◆ **Set problem**: Reproduce the listing exactly and skip over any pictures.
----
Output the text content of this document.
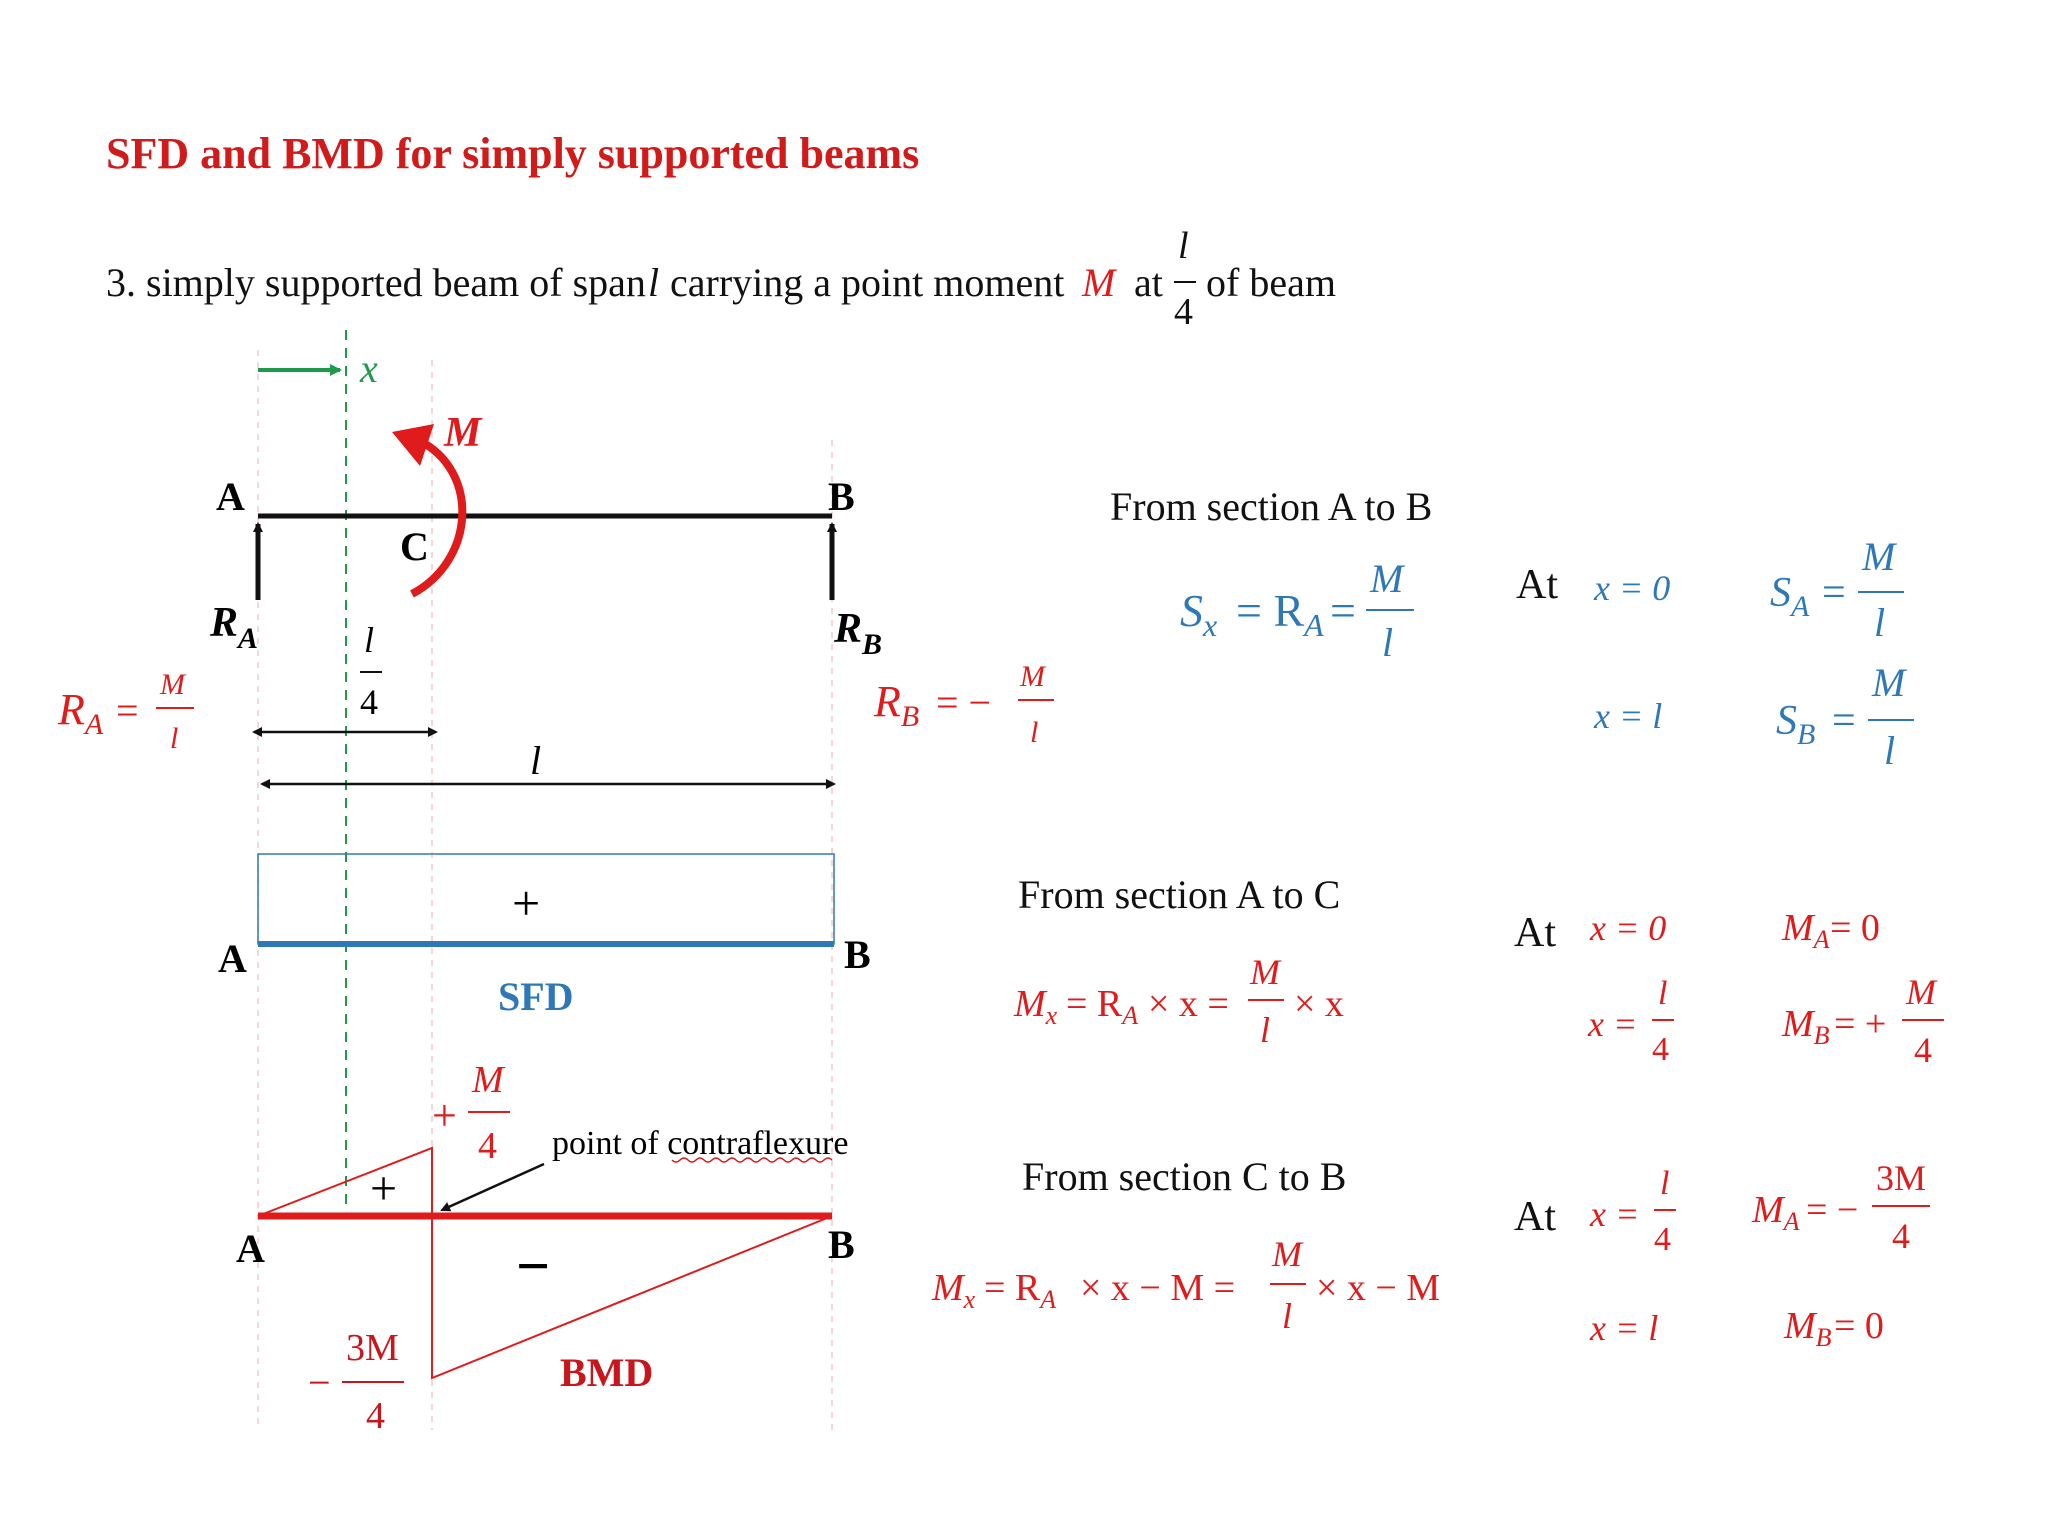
SFD and BMD for simply supported beams
3. simply supported beam of span l carrying a point moment M at
l
4
of beam
x
A	B
C
M
$R_A$	$R_B$
l
4
l
$R_A$ =
M
l
$R_B$ = −
M
l
+
A	B
SFD
+
−
A	B
BMD
+
M
4 point of contraflexure
−
3M
4
From section A to B
$S_x = R_A$ =
M
l
At x = 0 $S_A$ =
M
l
x = l	$S_B$ =
M
l
From section A to C
$M_x = R_A \times x$ =
M
l
× x
At x = 0	$M_A = 0$
x =
l
4
$M_B$ = +
M
4
From section C to B
$M_x = R_A \times x - M$ =
M
l
× x − M
At x =
l
4
$M_A$ = −
3M
4
x = l	$M_B = 0$
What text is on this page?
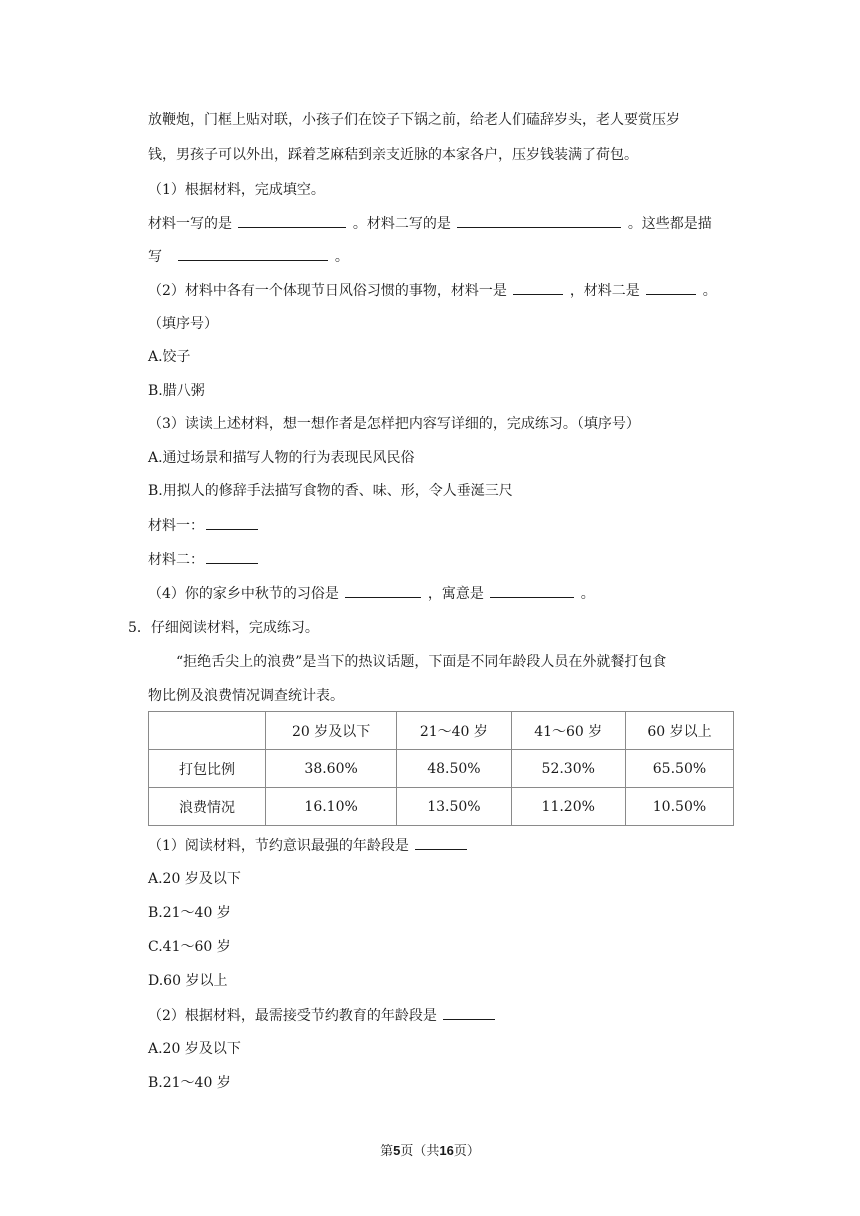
放鞭炮，门框上贴对联，小孩子们在饺子下锅之前，给老人们磕辞岁头，老人要赏压岁
钱，男孩子可以外出，踩着芝麻秸到亲支近脉的本家各户，压岁钱装满了荷包。
（1）根据材料，完成填空。
材料一写的是	。材料二写的是	。这些都是描
写	。
（2）材料中各有一个体现节日风俗习惯的事物，材料一是	，材料二是	。
（填序号）
A.饺子
B.腊八粥
（3）读读上述材料，想一想作者是怎样把内容写详细的，完成练习。（填序号）
A.通过场景和描写人物的行为表现民风民俗
B.用拟人的修辞手法描写食物的香、味、形，令人垂涎三尺
材料一：
材料二：
（4）你的家乡中秋节的习俗是	，寓意是	。
5．仔细阅读材料，完成练习。
“拒绝舌尖上的浪费”是当下的热议话题，下面是不同年龄段人员在外就餐打包食
物比例及浪费情况调查统计表。
	20 岁及以下	21～40 岁	41～60 岁	60 岁以上
打包比例	38.60%	48.50%	52.30%	65.50%
浪费情况	16.10%	13.50%	11.20%	10.50%
（1）阅读材料，节约意识最强的年龄段是
A.20 岁及以下
B.21～40 岁
C.41～60 岁
D.60 岁以上
（2）根据材料，最需接受节约教育的年龄段是
A.20 岁及以下
B.21～40 岁
第5页（共16页）
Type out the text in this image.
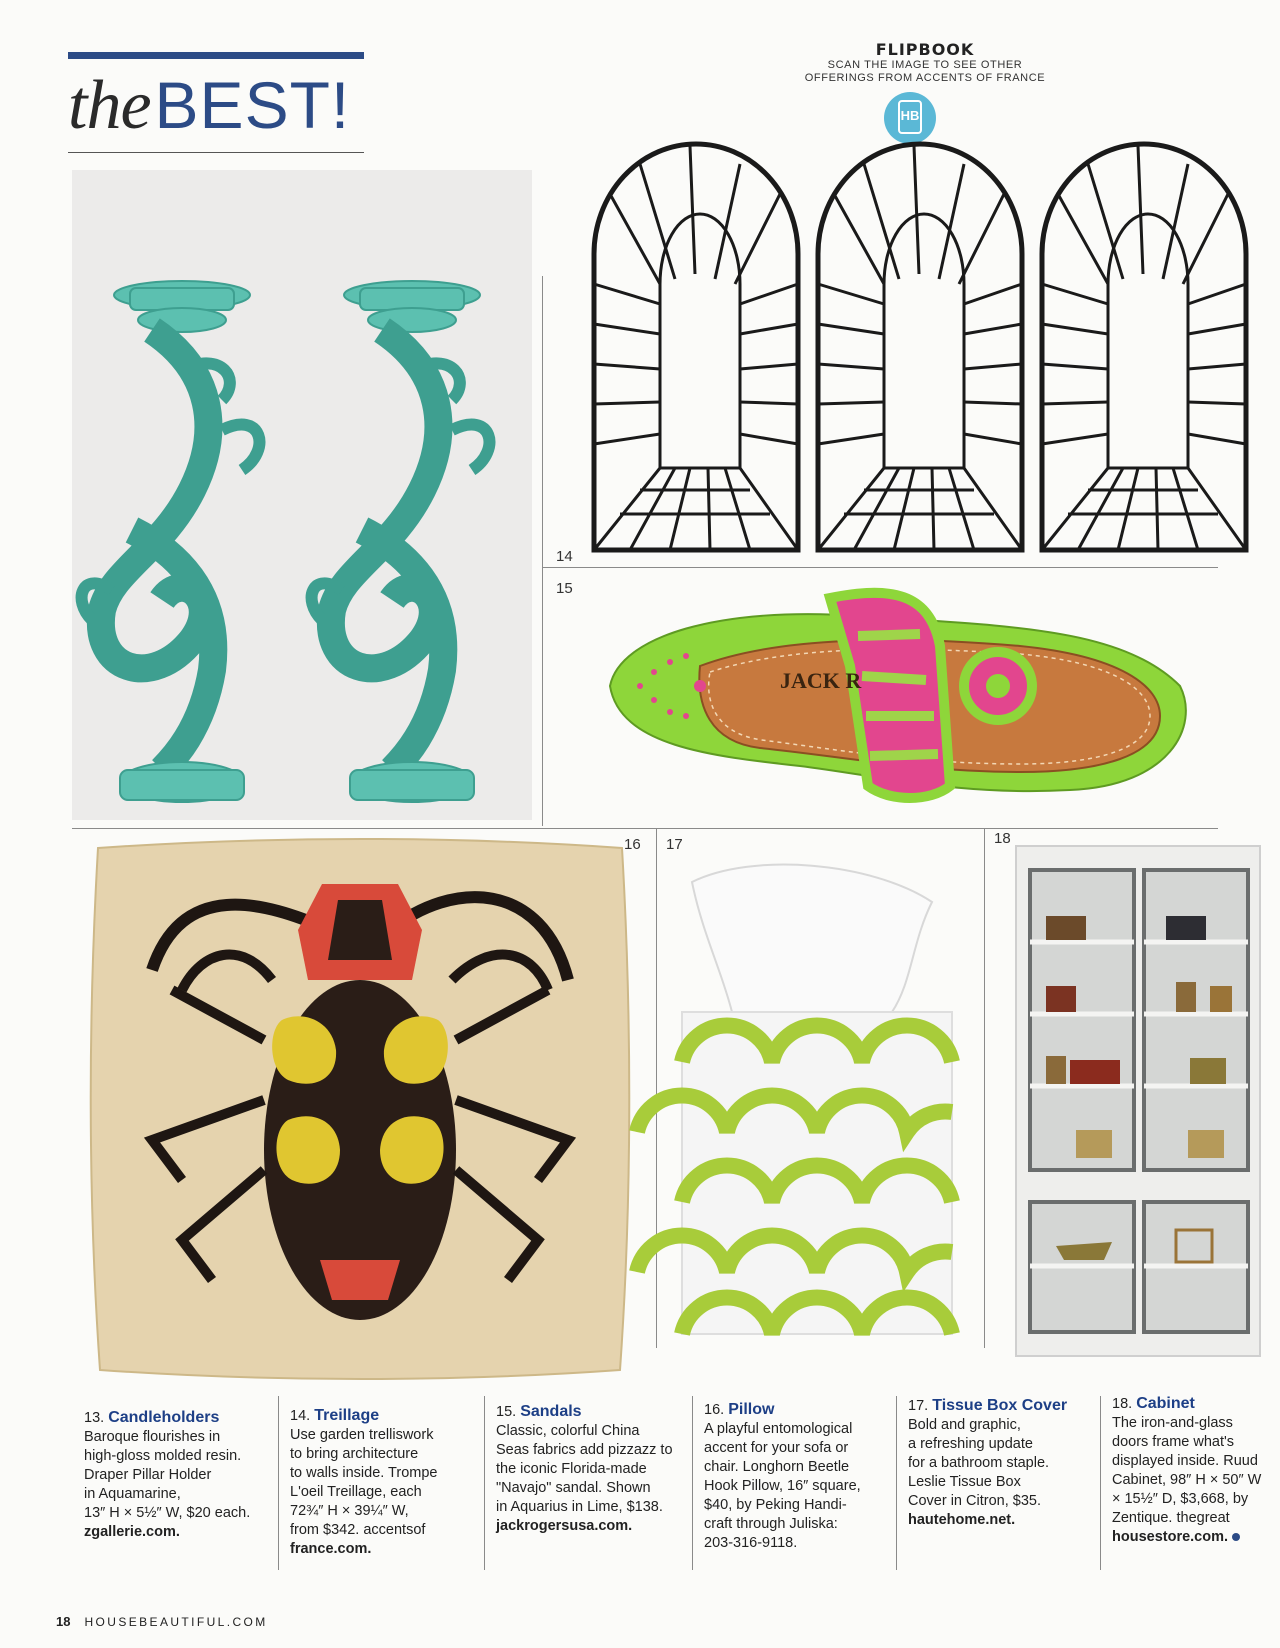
theBEST!
FLIPBOOK
SCAN THE IMAGE TO SEE OTHER
OFFERINGS FROM ACCENTS OF FRANCE
HB
14
15
16 17	18
JACK R
13. Candleholders
Baroque flourishes in
high-gloss molded resin.
Draper Pillar Holder
in Aquamarine,
13″ H × 5½″ W, $20 each.
zgallerie.com.
14. Treillage
Use garden trelliswork
to bring architecture
to walls inside. Trompe
L'oeil Treillage, each
72¾″ H × 39¼″ W,
from $342. accentsof
france.com.
15. Sandals
Classic, colorful China
Seas fabrics add pizzazz to
the iconic Florida-made
"Navajo" sandal. Shown
in Aquarius in Lime, $138.
jackrogersusa.com.
16. Pillow
A playful entomological
accent for your sofa or
chair. Longhorn Beetle
Hook Pillow, 16″ square,
$40, by Peking Handi-
craft through Juliska:
203-316-9118.
17. Tissue Box Cover
Bold and graphic,
a refreshing update
for a bathroom staple.
Leslie Tissue Box
Cover in Citron, $35.
hautehome.net.
18. Cabinet
The iron-and-glass
doors frame what's
displayed inside. Ruud
Cabinet, 98″ H × 50″ W
× 15½″ D, $3,668, by
Zentique. thegreat
housestore.com.
18 HOUSEBEAUTIFUL.COM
----
◆ **Exercise result**:
Output the text content of this document.
SFD and BMD for simply supported beams
3. simply supported beam of span l carrying a point moment M at
l
4
of beam
x
A	B
C
M
$R_A$	$R_B$
l
4
l
$R_A$ =
M
l
$R_B$ = −
M
l
+
A	B
SFD
+
−
A	B
BMD
+
M
4 point of contraflexure
−
3M
4
From section A to B
$S_x = R_A$ =
M
l
At x = 0 $S_A$ =
M
l
x = l	$S_B$ =
M
l
From section A to C
$M_x = R_A \times x$ =
M
l
× x
At x = 0	$M_A = 0$
x =
l
4
$M_B$ = +
M
4
From section C to B
$M_x = R_A \times x - M$ =
M
l
× x − M
At x =
l
4
$M_A$ = −
3M
4
x = l	$M_B = 0$
What text is on this page?
放鞭炮，门框上贴对联，小孩子们在饺子下锅之前，给老人们磕辞岁头，老人要赏压岁
钱，男孩子可以外出，踩着芝麻秸到亲支近脉的本家各户，压岁钱装满了荷包。
（1）根据材料，完成填空。
材料一写的是	。材料二写的是	。这些都是描
写	。
（2）材料中各有一个体现节日风俗习惯的事物，材料一是	，材料二是	。
（填序号）
A.饺子
B.腊八粥
（3）读读上述材料，想一想作者是怎样把内容写详细的，完成练习。（填序号）
A.通过场景和描写人物的行为表现民风民俗
B.用拟人的修辞手法描写食物的香、味、形，令人垂涎三尺
材料一：
材料二：
（4）你的家乡中秋节的习俗是	，寓意是	。
5．仔细阅读材料，完成练习。
“拒绝舌尖上的浪费”是当下的热议话题，下面是不同年龄段人员在外就餐打包食
物比例及浪费情况调查统计表。
	20 岁及以下	21～40 岁	41～60 岁	60 岁以上
打包比例	38.60%	48.50%	52.30%	65.50%
浪费情况	16.10%	13.50%	11.20%	10.50%
（1）阅读材料，节约意识最强的年龄段是
A.20 岁及以下
B.21～40 岁
C.41～60 岁
D.60 岁以上
（2）根据材料，最需接受节约教育的年龄段是
A.20 岁及以下
B.21～40 岁
第5页（共16页）
Type out the text in this image.
theBEST!
FLIPBOOK
SCAN THE IMAGE TO SEE OTHER
OFFERINGS FROM ACCENTS OF FRANCE
HB
14
15
16 17	18
JACK R
13. Candleholders
Baroque flourishes in
high-gloss molded resin.
Draper Pillar Holder
in Aquamarine,
13″ H × 5½″ W, $20 each.
zgallerie.com.
14. Treillage
Use garden trelliswork
to bring architecture
to walls inside. Trompe
L'oeil Treillage, each
72¾″ H × 39¼″ W,
from $342. accentsof
france.com.
15. Sandals
Classic, colorful China
Seas fabrics add pizzazz to
the iconic Florida-made
"Navajo" sandal. Shown
in Aquarius in Lime, $138.
jackrogersusa.com.
16. Pillow
A playful entomological
accent for your sofa or
chair. Longhorn Beetle
Hook Pillow, 16″ square,
$40, by Peking Handi-
craft through Juliska:
203-316-9118.
17. Tissue Box Cover
Bold and graphic,
a refreshing update
for a bathroom staple.
Leslie Tissue Box
Cover in Citron, $35.
hautehome.net.
18. Cabinet
The iron-and-glass
doors frame what's
displayed inside. Ruud
Cabinet, 98″ H × 50″ W
× 15½″ D, $3,668, by
Zentique. thegreat
housestore.com.
18 HOUSEBEAUTIFUL.COM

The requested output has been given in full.